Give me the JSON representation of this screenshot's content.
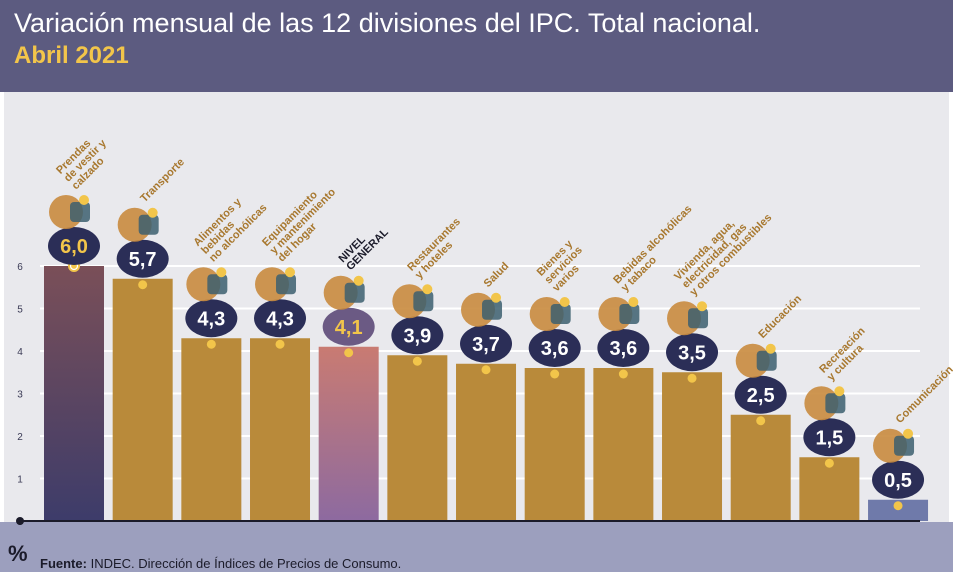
{
  "header": {
    "title": "Variación mensual de las 12 divisiones del IPC. Total nacional.",
    "subtitle": "Abril 2021"
  },
  "footer": {
    "unit_symbol": "%",
    "source_label": "Fuente:",
    "source_text": "INDEC. Dirección de Índices de Precios de Consumo."
  },
  "colors": {
    "header_bg": "#5c5b80",
    "accent_yellow": "#f2c54a",
    "bar_gold": "#b98a3a",
    "label_brown": "#a8782f",
    "bubble_navy": "#2b2e57",
    "general_bar_top": "#c97b72",
    "general_bar_bottom": "#8d6aa0",
    "first_bar_top": "#7a4f58",
    "first_bar_bottom": "#3d3c6a",
    "last_bar": "#6f7aaa"
  },
  "chart_data": {
    "type": "bar",
    "title": "Variación mensual de las 12 divisiones del IPC. Total nacional.",
    "subtitle": "Abril 2021",
    "ylabel": "%",
    "ylim": [
      0,
      6
    ],
    "yticks": [
      0,
      1,
      2,
      3,
      4,
      5,
      6
    ],
    "grid": true,
    "categories": [
      [
        "Prendas",
        "de vestir y",
        "calzado"
      ],
      [
        "Transporte"
      ],
      [
        "Alimentos y",
        "bebidas",
        "no alcohólicas"
      ],
      [
        "Equipamiento",
        "y mantenimiento",
        "del hogar"
      ],
      [
        "NIVEL",
        "GENERAL"
      ],
      [
        "Restaurantes",
        "y hoteles"
      ],
      [
        "Salud"
      ],
      [
        "Bienes y",
        "servicios",
        "varios"
      ],
      [
        "Bebidas alcohólicas",
        "y tabaco"
      ],
      [
        "Vivienda, agua,",
        "electricidad, gas",
        "y otros combustibles"
      ],
      [
        "Educación"
      ],
      [
        "Recreación",
        "y cultura"
      ],
      [
        "Comunicación"
      ]
    ],
    "values": [
      6.0,
      5.7,
      4.3,
      4.3,
      4.1,
      3.9,
      3.7,
      3.6,
      3.6,
      3.5,
      2.5,
      1.5,
      0.5
    ],
    "value_labels": [
      "6,0",
      "5,7",
      "4,3",
      "4,3",
      "4,1",
      "3,9",
      "3,7",
      "3,6",
      "3,6",
      "3,5",
      "2,5",
      "1,5",
      "0,5"
    ],
    "icons": [
      "shirt-icon",
      "bus-card-icon",
      "roast-chicken-icon",
      "washing-machine-icon",
      "shopping-basket-icon",
      "dining-icon",
      "health-cross-icon",
      "comb-scissors-icon",
      "bottle-glass-icon",
      "house-services-icon",
      "books-icon",
      "recreation-sun-icon",
      "phone-icon"
    ],
    "highlight": "NIVEL GENERAL"
  }
}
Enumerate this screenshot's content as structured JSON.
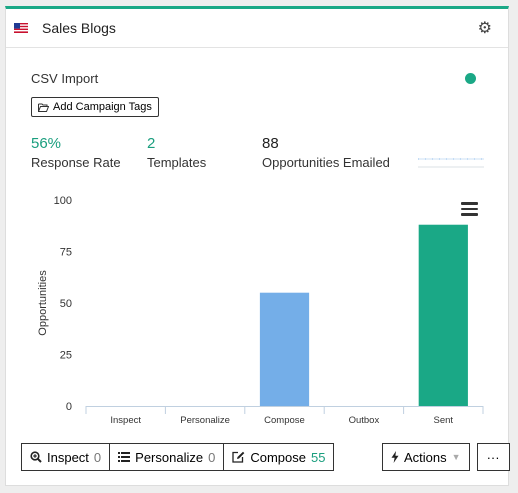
{
  "header": {
    "title": "Sales Blogs",
    "flag_icon": "us-flag-icon",
    "settings_icon": "gear-icon"
  },
  "campaign": {
    "source": "CSV Import",
    "status_color": "#1aa886",
    "add_tags_label": "Add Campaign Tags"
  },
  "stats": [
    {
      "value": "56%",
      "label": "Response Rate",
      "color": "#1a9e7e"
    },
    {
      "value": "2",
      "label": "Templates",
      "color": "#1a9e7e"
    },
    {
      "value": "88",
      "label": "Opportunities Emailed",
      "color": "#222222"
    }
  ],
  "chart_data": {
    "type": "bar",
    "categories": [
      "Inspect",
      "Personalize",
      "Compose",
      "Outbox",
      "Sent"
    ],
    "values": [
      0,
      0,
      55,
      0,
      88
    ],
    "colors": [
      "#74aee8",
      "#74aee8",
      "#74aee8",
      "#74aee8",
      "#1aa886"
    ],
    "ylabel": "Opportunities",
    "ylim": [
      0,
      100
    ],
    "yticks": [
      0,
      25,
      50,
      75,
      100
    ],
    "grid": false
  },
  "toolbar": {
    "inspect": {
      "label": "Inspect",
      "count": "0"
    },
    "personalize": {
      "label": "Personalize",
      "count": "0"
    },
    "compose": {
      "label": "Compose",
      "count": "55"
    },
    "actions": {
      "label": "Actions"
    },
    "more": {
      "label": "···"
    }
  }
}
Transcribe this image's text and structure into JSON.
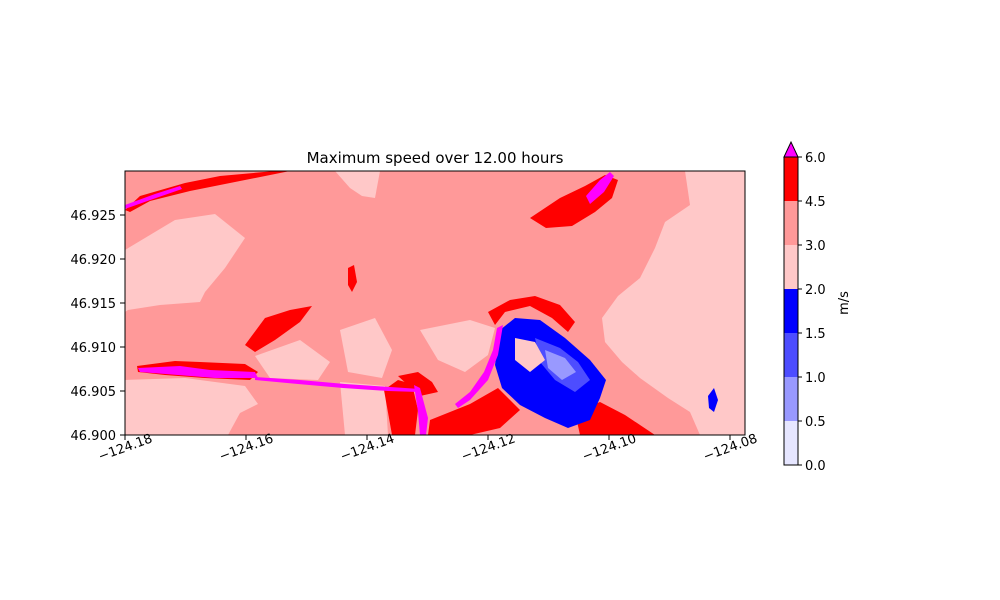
{
  "chart_data": {
    "type": "heatmap",
    "title": "Maximum speed over 12.00 hours",
    "xlabel": "",
    "ylabel": "",
    "xlim": [
      -124.18,
      -124.078
    ],
    "ylim": [
      46.9,
      46.93
    ],
    "x_ticks": [
      "−124.18",
      "−124.16",
      "−124.14",
      "−124.12",
      "−124.10",
      "−124.08"
    ],
    "y_ticks": [
      "46.900",
      "46.905",
      "46.910",
      "46.915",
      "46.920",
      "46.925"
    ],
    "colorbar": {
      "label": "m/s",
      "extend": "max",
      "levels": [
        0.0,
        0.5,
        1.0,
        1.5,
        2.0,
        3.0,
        4.5,
        6.0
      ],
      "tick_labels": [
        "0.0",
        "0.5",
        "1.0",
        "1.5",
        "2.0",
        "3.0",
        "4.5",
        "6.0"
      ],
      "colors": [
        "#e6e6ff",
        "#9999ff",
        "#4d4dff",
        "#0000ff",
        "#ffc8c8",
        "#ff9999",
        "#ff0000"
      ],
      "over_color": "#ff00ff"
    }
  }
}
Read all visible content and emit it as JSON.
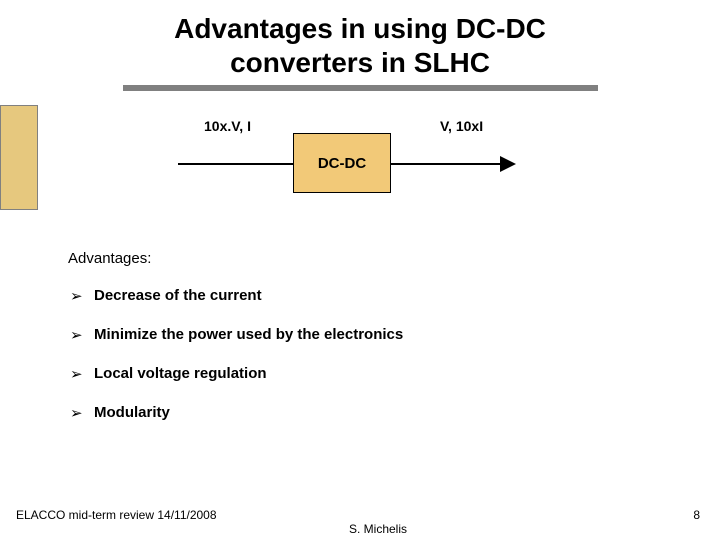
{
  "slide": {
    "title_line1": "Advantages in using DC-DC",
    "title_line2": "converters in SLHC",
    "underline_color": "#808080",
    "sidebar_color": "#e6c87e"
  },
  "diagram": {
    "input_label": "10x.V, I",
    "output_label": "V, 10xI",
    "box_label": "DC-DC",
    "box_fill": "#f2c978",
    "box_border": "#000000"
  },
  "content": {
    "heading": "Advantages:",
    "bullets": [
      "Decrease of the current",
      "Minimize the power  used by the electronics",
      "Local voltage regulation",
      "Modularity"
    ]
  },
  "footer": {
    "left": "ELACCO mid-term review 14/11/2008",
    "center": "S. Michelis",
    "page": "8"
  }
}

+ + + + + + +

Without including the pictures, return each record above exactly as it stands.

Give me the JSON representation of this screenshot's content.
{
  "header": {
    "title": "Variación mensual de las 12 divisiones del IPC. Total nacional.",
    "subtitle": "Abril 2021"
  },
  "footer": {
    "unit_symbol": "%",
    "source_label": "Fuente:",
    "source_text": "INDEC. Dirección de Índices de Precios de Consumo."
  },
  "colors": {
    "header_bg": "#5c5b80",
    "accent_yellow": "#f2c54a",
    "bar_gold": "#b98a3a",
    "label_brown": "#a8782f",
    "bubble_navy": "#2b2e57",
    "general_bar_top": "#c97b72",
    "general_bar_bottom": "#8d6aa0",
    "first_bar_top": "#7a4f58",
    "first_bar_bottom": "#3d3c6a",
    "last_bar": "#6f7aaa"
  },
  "chart_data": {
    "type": "bar",
    "title": "Variación mensual de las 12 divisiones del IPC. Total nacional.",
    "subtitle": "Abril 2021",
    "ylabel": "%",
    "ylim": [
      0,
      6
    ],
    "yticks": [
      0,
      1,
      2,
      3,
      4,
      5,
      6
    ],
    "grid": true,
    "categories": [
      [
        "Prendas",
        "de vestir y",
        "calzado"
      ],
      [
        "Transporte"
      ],
      [
        "Alimentos y",
        "bebidas",
        "no alcohólicas"
      ],
      [
        "Equipamiento",
        "y mantenimiento",
        "del hogar"
      ],
      [
        "NIVEL",
        "GENERAL"
      ],
      [
        "Restaurantes",
        "y hoteles"
      ],
      [
        "Salud"
      ],
      [
        "Bienes y",
        "servicios",
        "varios"
      ],
      [
        "Bebidas alcohólicas",
        "y tabaco"
      ],
      [
        "Vivienda, agua,",
        "electricidad, gas",
        "y otros combustibles"
      ],
      [
        "Educación"
      ],
      [
        "Recreación",
        "y cultura"
      ],
      [
        "Comunicación"
      ]
    ],
    "values": [
      6.0,
      5.7,
      4.3,
      4.3,
      4.1,
      3.9,
      3.7,
      3.6,
      3.6,
      3.5,
      2.5,
      1.5,
      0.5
    ],
    "value_labels": [
      "6,0",
      "5,7",
      "4,3",
      "4,3",
      "4,1",
      "3,9",
      "3,7",
      "3,6",
      "3,6",
      "3,5",
      "2,5",
      "1,5",
      "0,5"
    ],
    "icons": [
      "shirt-icon",
      "bus-card-icon",
      "roast-chicken-icon",
      "washing-machine-icon",
      "shopping-basket-icon",
      "dining-icon",
      "health-cross-icon",
      "comb-scissors-icon",
      "bottle-glass-icon",
      "house-services-icon",
      "books-icon",
      "recreation-sun-icon",
      "phone-icon"
    ],
    "highlight": "NIVEL GENERAL"
  }
}
Enumerate this screenshot's content as structured JSON.
{
  "header": {
    "title": "Sales Blogs",
    "flag_icon": "us-flag-icon",
    "settings_icon": "gear-icon"
  },
  "campaign": {
    "source": "CSV Import",
    "status_color": "#1aa886",
    "add_tags_label": "Add Campaign Tags"
  },
  "stats": [
    {
      "value": "56%",
      "label": "Response Rate",
      "color": "#1a9e7e"
    },
    {
      "value": "2",
      "label": "Templates",
      "color": "#1a9e7e"
    },
    {
      "value": "88",
      "label": "Opportunities Emailed",
      "color": "#222222"
    }
  ],
  "chart_data": {
    "type": "bar",
    "categories": [
      "Inspect",
      "Personalize",
      "Compose",
      "Outbox",
      "Sent"
    ],
    "values": [
      0,
      0,
      55,
      0,
      88
    ],
    "colors": [
      "#74aee8",
      "#74aee8",
      "#74aee8",
      "#74aee8",
      "#1aa886"
    ],
    "ylabel": "Opportunities",
    "ylim": [
      0,
      100
    ],
    "yticks": [
      0,
      25,
      50,
      75,
      100
    ],
    "grid": false
  },
  "toolbar": {
    "inspect": {
      "label": "Inspect",
      "count": "0"
    },
    "personalize": {
      "label": "Personalize",
      "count": "0"
    },
    "compose": {
      "label": "Compose",
      "count": "55"
    },
    "actions": {
      "label": "Actions"
    },
    "more": {
      "label": "···"
    }
  }
}
Transcribe this image's text and structure into JSON.
{
  "chart_data": {
    "type": "heatmap",
    "title": "Maximum speed over 12.00 hours",
    "xlabel": "",
    "ylabel": "",
    "xlim": [
      -124.18,
      -124.078
    ],
    "ylim": [
      46.9,
      46.93
    ],
    "x_ticks": [
      "−124.18",
      "−124.16",
      "−124.14",
      "−124.12",
      "−124.10",
      "−124.08"
    ],
    "y_ticks": [
      "46.900",
      "46.905",
      "46.910",
      "46.915",
      "46.920",
      "46.925"
    ],
    "colorbar": {
      "label": "m/s",
      "extend": "max",
      "levels": [
        0.0,
        0.5,
        1.0,
        1.5,
        2.0,
        3.0,
        4.5,
        6.0
      ],
      "tick_labels": [
        "0.0",
        "0.5",
        "1.0",
        "1.5",
        "2.0",
        "3.0",
        "4.5",
        "6.0"
      ],
      "colors": [
        "#e6e6ff",
        "#9999ff",
        "#4d4dff",
        "#0000ff",
        "#ffc8c8",
        "#ff9999",
        "#ff0000"
      ],
      "over_color": "#ff00ff"
    }
  }
}
Read all visible content and emit it as JSON.
{
  "slide": {
    "title_line1": "Advantages in using DC-DC",
    "title_line2": "converters in SLHC",
    "underline_color": "#808080",
    "sidebar_color": "#e6c87e"
  },
  "diagram": {
    "input_label": "10x.V, I",
    "output_label": "V, 10xI",
    "box_label": "DC-DC",
    "box_fill": "#f2c978",
    "box_border": "#000000"
  },
  "content": {
    "heading": "Advantages:",
    "bullets": [
      "Decrease of the current",
      "Minimize the power  used by the electronics",
      "Local voltage regulation",
      "Modularity"
    ]
  },
  "footer": {
    "left": "ELACCO mid-term review 14/11/2008",
    "center": "S. Michelis",
    "page": "8"
  }
}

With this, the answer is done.